### Given exercise
Report how many lines include the word "Only", and nothing besides that number.

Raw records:
** Begin **

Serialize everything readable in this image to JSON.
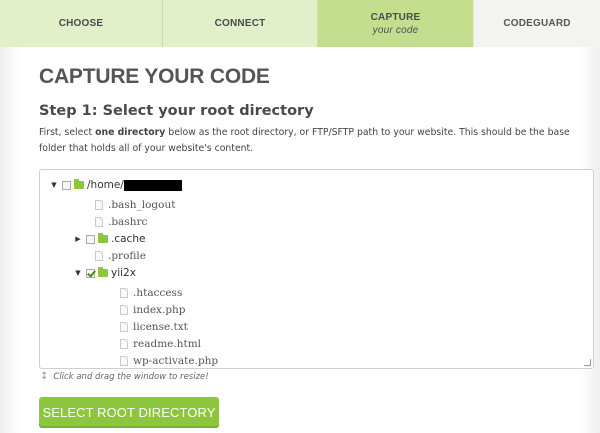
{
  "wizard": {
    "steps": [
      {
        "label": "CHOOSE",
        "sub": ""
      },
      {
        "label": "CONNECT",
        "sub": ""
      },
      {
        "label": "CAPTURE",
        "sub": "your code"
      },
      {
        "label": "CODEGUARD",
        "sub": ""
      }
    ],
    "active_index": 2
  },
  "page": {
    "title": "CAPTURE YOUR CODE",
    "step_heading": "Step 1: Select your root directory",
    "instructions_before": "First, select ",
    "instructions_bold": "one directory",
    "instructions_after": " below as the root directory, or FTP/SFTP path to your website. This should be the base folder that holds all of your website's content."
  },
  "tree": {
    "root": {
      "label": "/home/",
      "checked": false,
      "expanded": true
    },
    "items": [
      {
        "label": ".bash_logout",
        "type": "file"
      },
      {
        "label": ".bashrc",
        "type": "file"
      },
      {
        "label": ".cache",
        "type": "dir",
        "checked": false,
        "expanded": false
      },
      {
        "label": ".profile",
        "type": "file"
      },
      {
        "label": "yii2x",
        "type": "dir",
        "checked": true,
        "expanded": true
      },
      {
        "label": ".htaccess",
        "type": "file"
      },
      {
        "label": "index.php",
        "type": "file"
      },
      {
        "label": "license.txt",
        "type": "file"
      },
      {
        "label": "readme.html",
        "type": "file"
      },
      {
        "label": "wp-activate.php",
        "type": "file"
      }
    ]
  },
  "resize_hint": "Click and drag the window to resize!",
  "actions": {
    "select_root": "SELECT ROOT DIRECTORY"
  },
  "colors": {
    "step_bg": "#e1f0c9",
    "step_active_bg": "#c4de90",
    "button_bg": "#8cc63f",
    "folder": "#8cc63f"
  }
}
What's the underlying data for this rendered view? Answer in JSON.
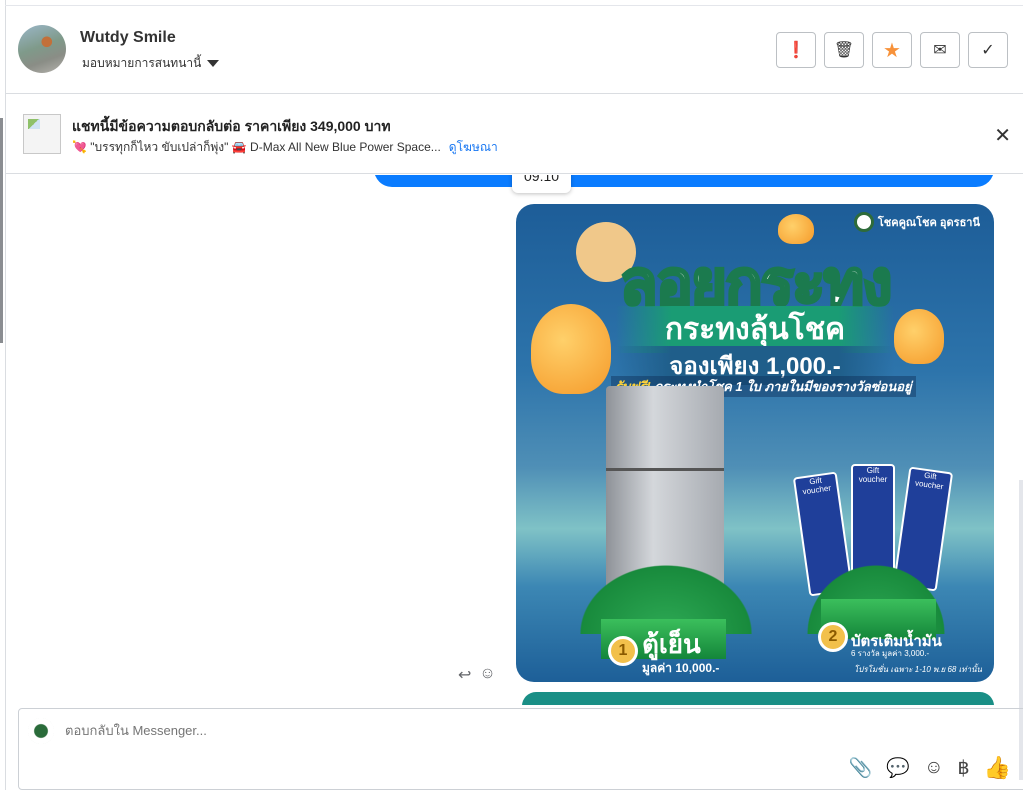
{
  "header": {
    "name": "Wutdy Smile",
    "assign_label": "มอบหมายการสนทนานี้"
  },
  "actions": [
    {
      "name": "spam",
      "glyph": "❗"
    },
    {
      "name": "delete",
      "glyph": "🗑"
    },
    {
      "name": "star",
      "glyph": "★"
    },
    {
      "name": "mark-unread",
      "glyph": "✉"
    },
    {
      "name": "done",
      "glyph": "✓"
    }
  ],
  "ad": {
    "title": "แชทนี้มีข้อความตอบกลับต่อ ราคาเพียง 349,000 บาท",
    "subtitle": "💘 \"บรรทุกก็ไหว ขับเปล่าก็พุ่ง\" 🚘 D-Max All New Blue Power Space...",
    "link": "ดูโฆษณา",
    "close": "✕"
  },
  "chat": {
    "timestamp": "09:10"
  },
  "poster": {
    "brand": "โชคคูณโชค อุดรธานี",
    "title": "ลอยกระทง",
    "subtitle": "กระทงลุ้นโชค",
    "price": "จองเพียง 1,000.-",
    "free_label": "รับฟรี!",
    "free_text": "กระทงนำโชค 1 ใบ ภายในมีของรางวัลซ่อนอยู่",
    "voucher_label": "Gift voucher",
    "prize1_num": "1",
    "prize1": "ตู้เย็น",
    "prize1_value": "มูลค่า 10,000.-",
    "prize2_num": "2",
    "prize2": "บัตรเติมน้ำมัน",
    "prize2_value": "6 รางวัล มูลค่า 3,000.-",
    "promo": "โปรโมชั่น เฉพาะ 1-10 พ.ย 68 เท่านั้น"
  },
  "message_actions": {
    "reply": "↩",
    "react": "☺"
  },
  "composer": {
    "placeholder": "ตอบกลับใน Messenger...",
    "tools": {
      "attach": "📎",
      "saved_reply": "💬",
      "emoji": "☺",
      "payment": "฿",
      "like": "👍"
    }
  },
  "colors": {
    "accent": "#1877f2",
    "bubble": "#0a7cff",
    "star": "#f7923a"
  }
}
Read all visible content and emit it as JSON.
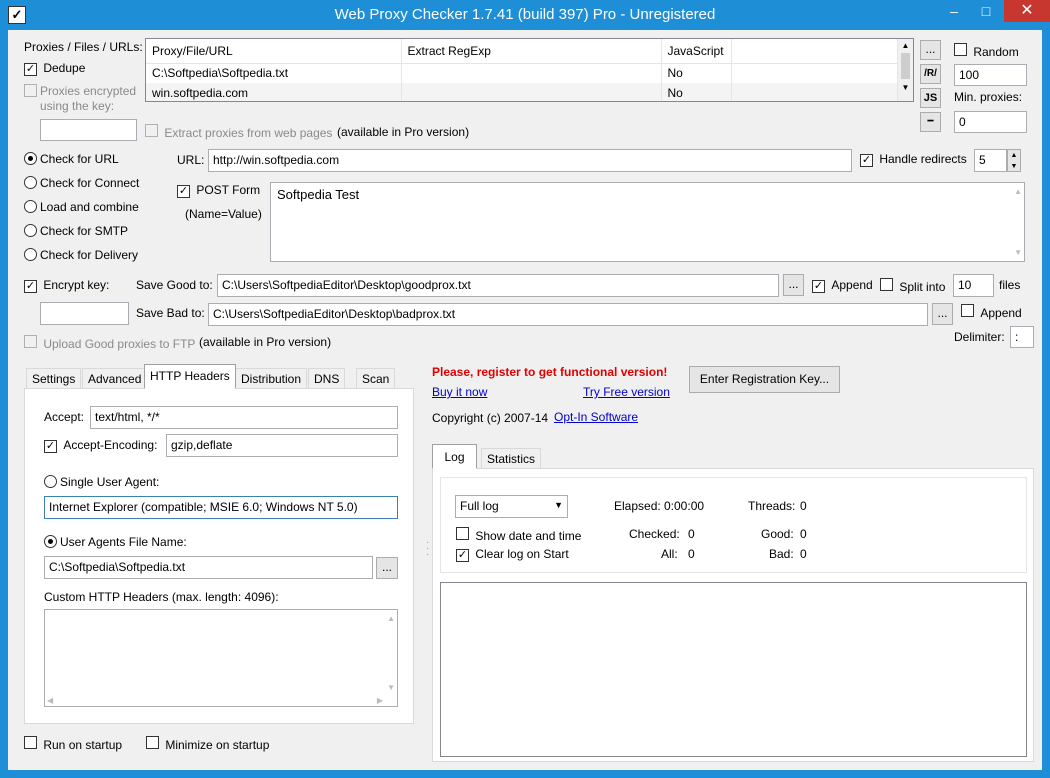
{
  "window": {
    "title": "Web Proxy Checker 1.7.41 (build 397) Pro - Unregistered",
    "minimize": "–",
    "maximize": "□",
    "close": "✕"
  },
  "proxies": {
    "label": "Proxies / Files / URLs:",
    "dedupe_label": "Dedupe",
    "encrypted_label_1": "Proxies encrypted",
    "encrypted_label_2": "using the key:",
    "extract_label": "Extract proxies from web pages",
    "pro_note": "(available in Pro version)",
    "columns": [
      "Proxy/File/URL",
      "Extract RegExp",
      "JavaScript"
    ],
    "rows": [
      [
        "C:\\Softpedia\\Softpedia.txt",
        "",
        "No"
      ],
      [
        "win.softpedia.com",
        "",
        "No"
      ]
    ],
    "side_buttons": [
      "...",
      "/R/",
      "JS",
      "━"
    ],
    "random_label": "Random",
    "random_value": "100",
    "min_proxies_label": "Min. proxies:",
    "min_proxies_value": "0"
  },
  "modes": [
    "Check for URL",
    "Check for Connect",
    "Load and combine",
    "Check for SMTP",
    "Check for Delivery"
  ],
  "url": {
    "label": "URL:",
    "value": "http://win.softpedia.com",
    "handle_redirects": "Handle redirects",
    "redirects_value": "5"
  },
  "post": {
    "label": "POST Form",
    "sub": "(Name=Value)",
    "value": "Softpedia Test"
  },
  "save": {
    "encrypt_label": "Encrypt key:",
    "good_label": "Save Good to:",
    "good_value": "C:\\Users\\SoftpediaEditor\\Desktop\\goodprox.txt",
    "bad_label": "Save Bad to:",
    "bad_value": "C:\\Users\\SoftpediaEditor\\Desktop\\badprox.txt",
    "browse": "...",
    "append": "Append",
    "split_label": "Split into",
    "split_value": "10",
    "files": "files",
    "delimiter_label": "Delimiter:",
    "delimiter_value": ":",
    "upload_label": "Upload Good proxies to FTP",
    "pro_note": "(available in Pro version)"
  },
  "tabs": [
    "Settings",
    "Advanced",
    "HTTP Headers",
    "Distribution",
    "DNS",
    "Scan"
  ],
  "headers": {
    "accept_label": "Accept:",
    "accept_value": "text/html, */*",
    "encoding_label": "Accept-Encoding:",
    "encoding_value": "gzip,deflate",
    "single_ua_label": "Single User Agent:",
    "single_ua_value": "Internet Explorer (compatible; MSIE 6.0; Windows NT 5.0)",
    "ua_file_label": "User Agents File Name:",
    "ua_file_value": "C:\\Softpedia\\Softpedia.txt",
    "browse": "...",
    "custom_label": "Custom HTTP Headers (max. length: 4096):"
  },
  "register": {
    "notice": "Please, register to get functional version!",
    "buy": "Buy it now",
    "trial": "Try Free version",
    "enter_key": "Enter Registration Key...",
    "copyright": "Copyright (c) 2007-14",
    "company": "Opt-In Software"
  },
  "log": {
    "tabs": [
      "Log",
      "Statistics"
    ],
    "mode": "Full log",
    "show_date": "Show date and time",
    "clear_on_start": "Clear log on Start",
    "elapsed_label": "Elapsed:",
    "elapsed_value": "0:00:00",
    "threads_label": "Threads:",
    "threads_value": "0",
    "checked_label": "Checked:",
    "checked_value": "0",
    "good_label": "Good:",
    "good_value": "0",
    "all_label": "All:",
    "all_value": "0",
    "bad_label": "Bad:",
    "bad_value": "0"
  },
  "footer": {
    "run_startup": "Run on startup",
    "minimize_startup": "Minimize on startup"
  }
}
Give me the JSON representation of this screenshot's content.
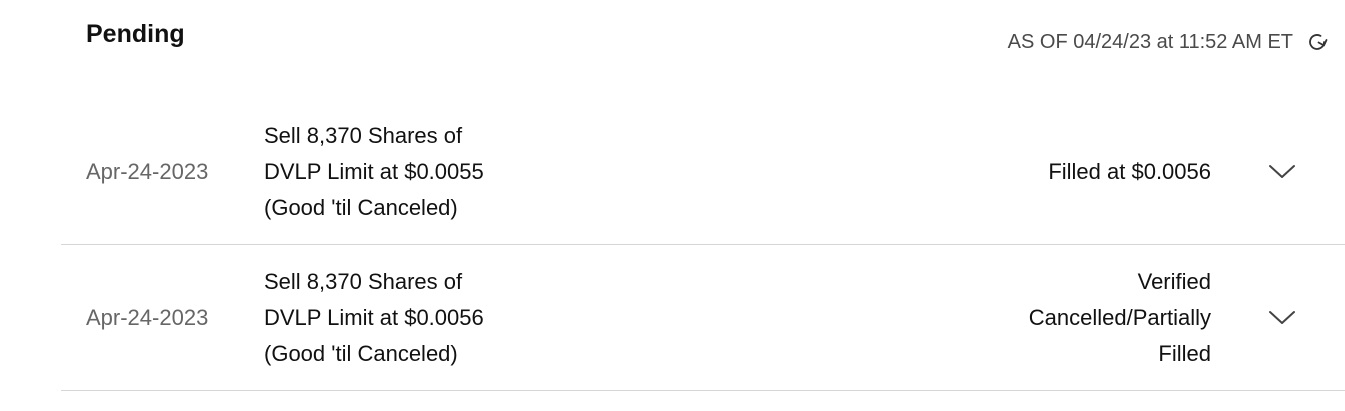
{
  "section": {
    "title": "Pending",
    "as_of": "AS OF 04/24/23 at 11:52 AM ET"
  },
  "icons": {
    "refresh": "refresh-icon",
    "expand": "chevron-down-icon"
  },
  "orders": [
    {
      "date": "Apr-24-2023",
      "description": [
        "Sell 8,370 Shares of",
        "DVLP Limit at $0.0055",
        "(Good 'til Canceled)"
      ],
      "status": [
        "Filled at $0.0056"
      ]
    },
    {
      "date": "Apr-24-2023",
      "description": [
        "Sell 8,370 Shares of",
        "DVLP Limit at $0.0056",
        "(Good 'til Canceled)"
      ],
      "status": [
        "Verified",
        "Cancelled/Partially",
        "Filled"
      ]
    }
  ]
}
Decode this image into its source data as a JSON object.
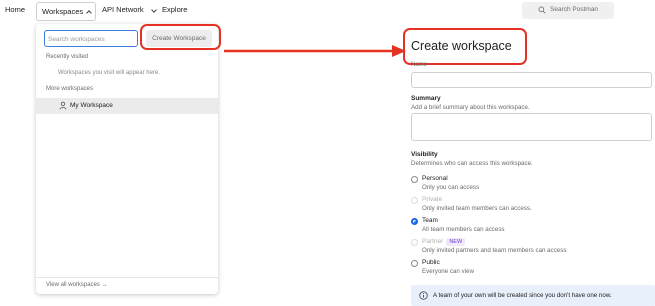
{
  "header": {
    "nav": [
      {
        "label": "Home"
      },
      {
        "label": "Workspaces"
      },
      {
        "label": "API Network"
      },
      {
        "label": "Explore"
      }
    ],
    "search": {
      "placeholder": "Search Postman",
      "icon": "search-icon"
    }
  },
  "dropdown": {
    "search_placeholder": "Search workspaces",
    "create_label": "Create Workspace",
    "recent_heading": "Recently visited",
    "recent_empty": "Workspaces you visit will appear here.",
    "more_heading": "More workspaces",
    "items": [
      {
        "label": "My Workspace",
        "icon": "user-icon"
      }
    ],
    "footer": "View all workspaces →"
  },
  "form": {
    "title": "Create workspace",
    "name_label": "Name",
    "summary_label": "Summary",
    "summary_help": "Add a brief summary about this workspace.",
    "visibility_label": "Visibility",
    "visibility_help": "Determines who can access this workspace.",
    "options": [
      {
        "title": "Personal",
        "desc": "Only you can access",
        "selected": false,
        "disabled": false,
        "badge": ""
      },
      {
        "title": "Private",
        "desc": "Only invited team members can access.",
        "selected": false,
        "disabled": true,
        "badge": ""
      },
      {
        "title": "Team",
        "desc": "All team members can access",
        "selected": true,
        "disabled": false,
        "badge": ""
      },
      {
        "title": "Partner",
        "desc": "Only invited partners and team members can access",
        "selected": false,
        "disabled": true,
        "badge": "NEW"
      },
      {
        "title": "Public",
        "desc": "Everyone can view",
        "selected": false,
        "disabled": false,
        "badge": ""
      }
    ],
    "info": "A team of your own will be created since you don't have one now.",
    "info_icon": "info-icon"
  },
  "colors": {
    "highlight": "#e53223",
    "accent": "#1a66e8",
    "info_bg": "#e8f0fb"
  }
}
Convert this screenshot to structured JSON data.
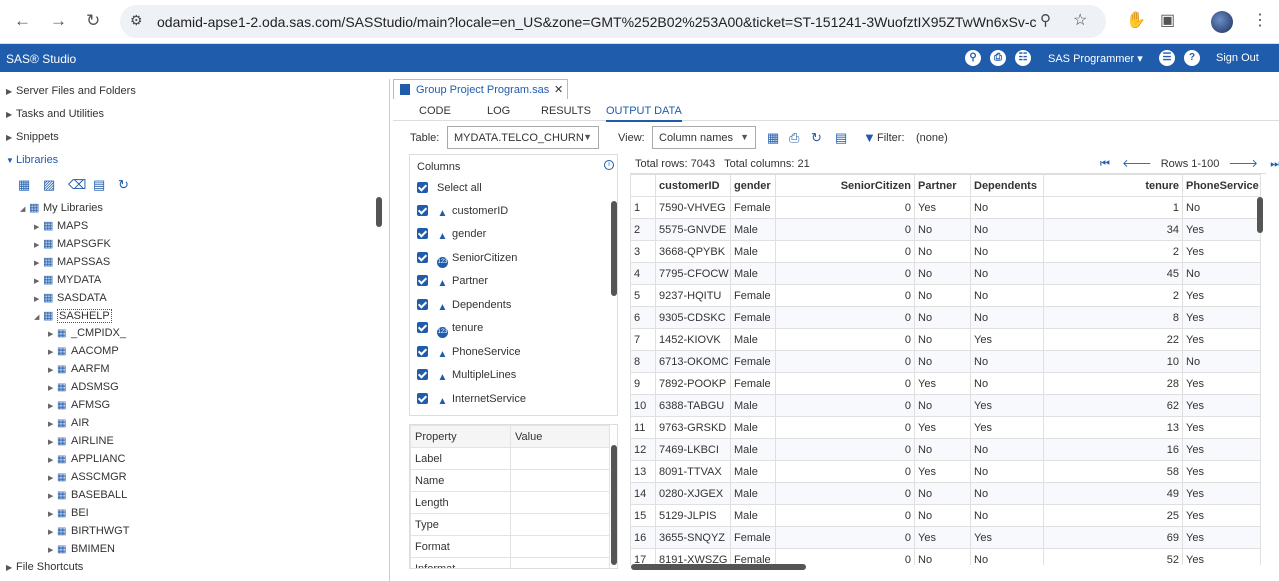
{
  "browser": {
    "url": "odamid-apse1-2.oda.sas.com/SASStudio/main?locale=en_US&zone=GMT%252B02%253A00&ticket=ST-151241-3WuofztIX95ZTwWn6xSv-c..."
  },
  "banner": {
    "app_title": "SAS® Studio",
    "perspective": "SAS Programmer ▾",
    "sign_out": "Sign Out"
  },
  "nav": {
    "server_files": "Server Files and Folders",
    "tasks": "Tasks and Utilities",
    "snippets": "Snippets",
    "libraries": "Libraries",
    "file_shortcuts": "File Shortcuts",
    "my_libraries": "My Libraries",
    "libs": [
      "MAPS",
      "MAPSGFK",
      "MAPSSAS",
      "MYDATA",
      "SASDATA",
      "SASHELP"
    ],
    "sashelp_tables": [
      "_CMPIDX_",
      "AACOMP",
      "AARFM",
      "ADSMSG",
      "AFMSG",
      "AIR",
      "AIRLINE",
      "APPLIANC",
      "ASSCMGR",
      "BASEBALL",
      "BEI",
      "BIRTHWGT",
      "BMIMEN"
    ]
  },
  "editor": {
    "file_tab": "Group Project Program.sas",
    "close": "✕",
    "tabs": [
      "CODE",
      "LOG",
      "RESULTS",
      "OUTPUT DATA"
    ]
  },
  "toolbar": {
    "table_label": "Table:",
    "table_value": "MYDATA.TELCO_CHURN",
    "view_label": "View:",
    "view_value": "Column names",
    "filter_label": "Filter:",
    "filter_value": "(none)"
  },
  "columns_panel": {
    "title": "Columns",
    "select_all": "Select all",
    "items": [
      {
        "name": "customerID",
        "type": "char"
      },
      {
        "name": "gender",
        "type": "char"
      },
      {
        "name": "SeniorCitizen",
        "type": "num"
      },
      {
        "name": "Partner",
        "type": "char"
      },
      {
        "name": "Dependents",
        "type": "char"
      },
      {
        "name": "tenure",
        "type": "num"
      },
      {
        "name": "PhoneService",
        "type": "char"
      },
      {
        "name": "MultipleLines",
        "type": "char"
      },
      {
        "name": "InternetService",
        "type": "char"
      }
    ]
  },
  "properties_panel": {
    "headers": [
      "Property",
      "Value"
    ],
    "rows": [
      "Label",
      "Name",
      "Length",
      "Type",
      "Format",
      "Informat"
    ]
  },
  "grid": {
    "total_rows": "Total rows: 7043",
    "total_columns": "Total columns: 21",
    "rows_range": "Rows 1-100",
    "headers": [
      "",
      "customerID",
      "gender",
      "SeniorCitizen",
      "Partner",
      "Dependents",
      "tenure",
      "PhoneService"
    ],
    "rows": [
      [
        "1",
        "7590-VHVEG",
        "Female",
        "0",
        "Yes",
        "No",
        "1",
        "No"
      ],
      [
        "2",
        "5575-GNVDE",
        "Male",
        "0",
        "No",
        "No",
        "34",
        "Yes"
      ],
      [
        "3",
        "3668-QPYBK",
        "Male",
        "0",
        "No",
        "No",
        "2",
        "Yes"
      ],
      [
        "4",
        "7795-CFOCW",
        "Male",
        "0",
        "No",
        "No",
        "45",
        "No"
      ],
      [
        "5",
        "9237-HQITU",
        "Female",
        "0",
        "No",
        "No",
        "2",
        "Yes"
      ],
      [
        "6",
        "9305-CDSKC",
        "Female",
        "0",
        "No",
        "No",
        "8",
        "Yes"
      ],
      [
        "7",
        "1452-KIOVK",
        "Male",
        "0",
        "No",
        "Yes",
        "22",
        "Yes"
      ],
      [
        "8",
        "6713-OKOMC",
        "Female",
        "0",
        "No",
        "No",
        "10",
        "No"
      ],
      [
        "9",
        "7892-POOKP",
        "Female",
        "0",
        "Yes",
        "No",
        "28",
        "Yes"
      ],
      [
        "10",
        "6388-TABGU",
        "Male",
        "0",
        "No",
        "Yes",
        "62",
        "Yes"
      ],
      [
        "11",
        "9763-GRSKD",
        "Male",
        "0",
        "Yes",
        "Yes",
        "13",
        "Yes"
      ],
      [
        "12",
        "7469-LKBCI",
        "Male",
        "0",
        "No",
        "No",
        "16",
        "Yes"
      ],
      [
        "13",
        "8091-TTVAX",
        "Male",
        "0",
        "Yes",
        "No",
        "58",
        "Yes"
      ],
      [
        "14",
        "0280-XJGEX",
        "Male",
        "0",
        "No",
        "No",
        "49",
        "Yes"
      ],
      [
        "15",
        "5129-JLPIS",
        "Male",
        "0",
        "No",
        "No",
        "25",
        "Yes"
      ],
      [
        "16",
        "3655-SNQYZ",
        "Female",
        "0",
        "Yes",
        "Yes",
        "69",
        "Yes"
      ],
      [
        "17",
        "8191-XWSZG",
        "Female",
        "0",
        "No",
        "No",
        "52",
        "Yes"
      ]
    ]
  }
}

** End **

### Final result
3